= Task to carry out =
Copy all the data exactly, except the pictures.

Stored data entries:
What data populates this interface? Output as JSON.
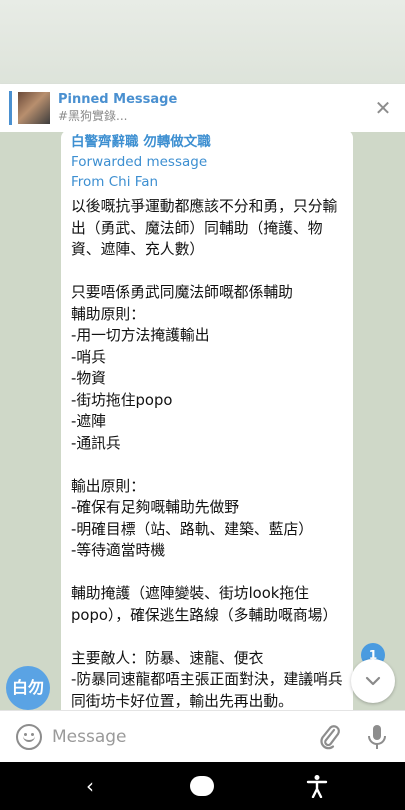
{
  "pinned": {
    "title": "Pinned Message",
    "subtitle": "#黑狗實錄..."
  },
  "message": {
    "header_line": "白警齊辭職 勿轉做文職",
    "forwarded_label": "Forwarded message",
    "from_line": "From Chi Fan",
    "body": "以後嘅抗爭運動都應該不分和勇，只分輸出（勇武、魔法師）同輔助（掩護、物資、遮陣、充人數）\n\n只要唔係勇武同魔法師嘅都係輔助\n輔助原則：\n-用一切方法掩護輸出\n-哨兵\n-物資\n-街坊拖住popo\n-遮陣\n-通訊兵\n\n輸出原則：\n-確保有足夠嘅輔助先做野\n-明確目標（站、路軌、建築、藍店）\n-等待適當時機\n\n輔助掩護（遮陣變裝、街坊look拖住popo），確保逃生路線（多輔助嘅商場）\n\n主要敵人：防暴、速龍、便衣\n-防暴同速龍都唔主張正面對決，建議哨兵同街坊卡好位置，輸出先再出動。\n-便衣嘅話，夠人就遮陣，唔夠人就應"
  },
  "avatar_text": "白勿",
  "unread_badge": "1",
  "composer": {
    "placeholder": "Message"
  },
  "icons": {
    "close": "close-icon",
    "emoji": "emoji-icon",
    "attach": "paperclip-icon",
    "mic": "microphone-icon",
    "scroll_down": "chevron-down-icon",
    "nav_back": "back-icon",
    "nav_home": "home-icon",
    "accessibility": "accessibility-icon"
  },
  "colors": {
    "accent": "#4a90d0",
    "link_blue": "#3d8fd1",
    "avatar_bg": "#5aa3e4",
    "chat_bg": "#cfd8c8"
  }
}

= Answer to the exercise =
What data populates this interface? Output as JSON.
{
  "pinned": {
    "title": "Pinned Message",
    "subtitle": "#黑狗實錄..."
  },
  "message": {
    "header_line": "白警齊辭職 勿轉做文職",
    "forwarded_label": "Forwarded message",
    "from_line": "From Chi Fan",
    "body": "以後嘅抗爭運動都應該不分和勇，只分輸出（勇武、魔法師）同輔助（掩護、物資、遮陣、充人數）\n\n只要唔係勇武同魔法師嘅都係輔助\n輔助原則：\n-用一切方法掩護輸出\n-哨兵\n-物資\n-街坊拖住popo\n-遮陣\n-通訊兵\n\n輸出原則：\n-確保有足夠嘅輔助先做野\n-明確目標（站、路軌、建築、藍店）\n-等待適當時機\n\n輔助掩護（遮陣變裝、街坊look拖住popo），確保逃生路線（多輔助嘅商場）\n\n主要敵人：防暴、速龍、便衣\n-防暴同速龍都唔主張正面對決，建議哨兵同街坊卡好位置，輸出先再出動。\n-便衣嘅話，夠人就遮陣，唔夠人就應"
  },
  "avatar_text": "白勿",
  "unread_badge": "1",
  "composer": {
    "placeholder": "Message"
  },
  "icons": {
    "close": "close-icon",
    "emoji": "emoji-icon",
    "attach": "paperclip-icon",
    "mic": "microphone-icon",
    "scroll_down": "chevron-down-icon",
    "nav_back": "back-icon",
    "nav_home": "home-icon",
    "accessibility": "accessibility-icon"
  },
  "colors": {
    "accent": "#4a90d0",
    "link_blue": "#3d8fd1",
    "avatar_bg": "#5aa3e4",
    "chat_bg": "#cfd8c8"
  }
}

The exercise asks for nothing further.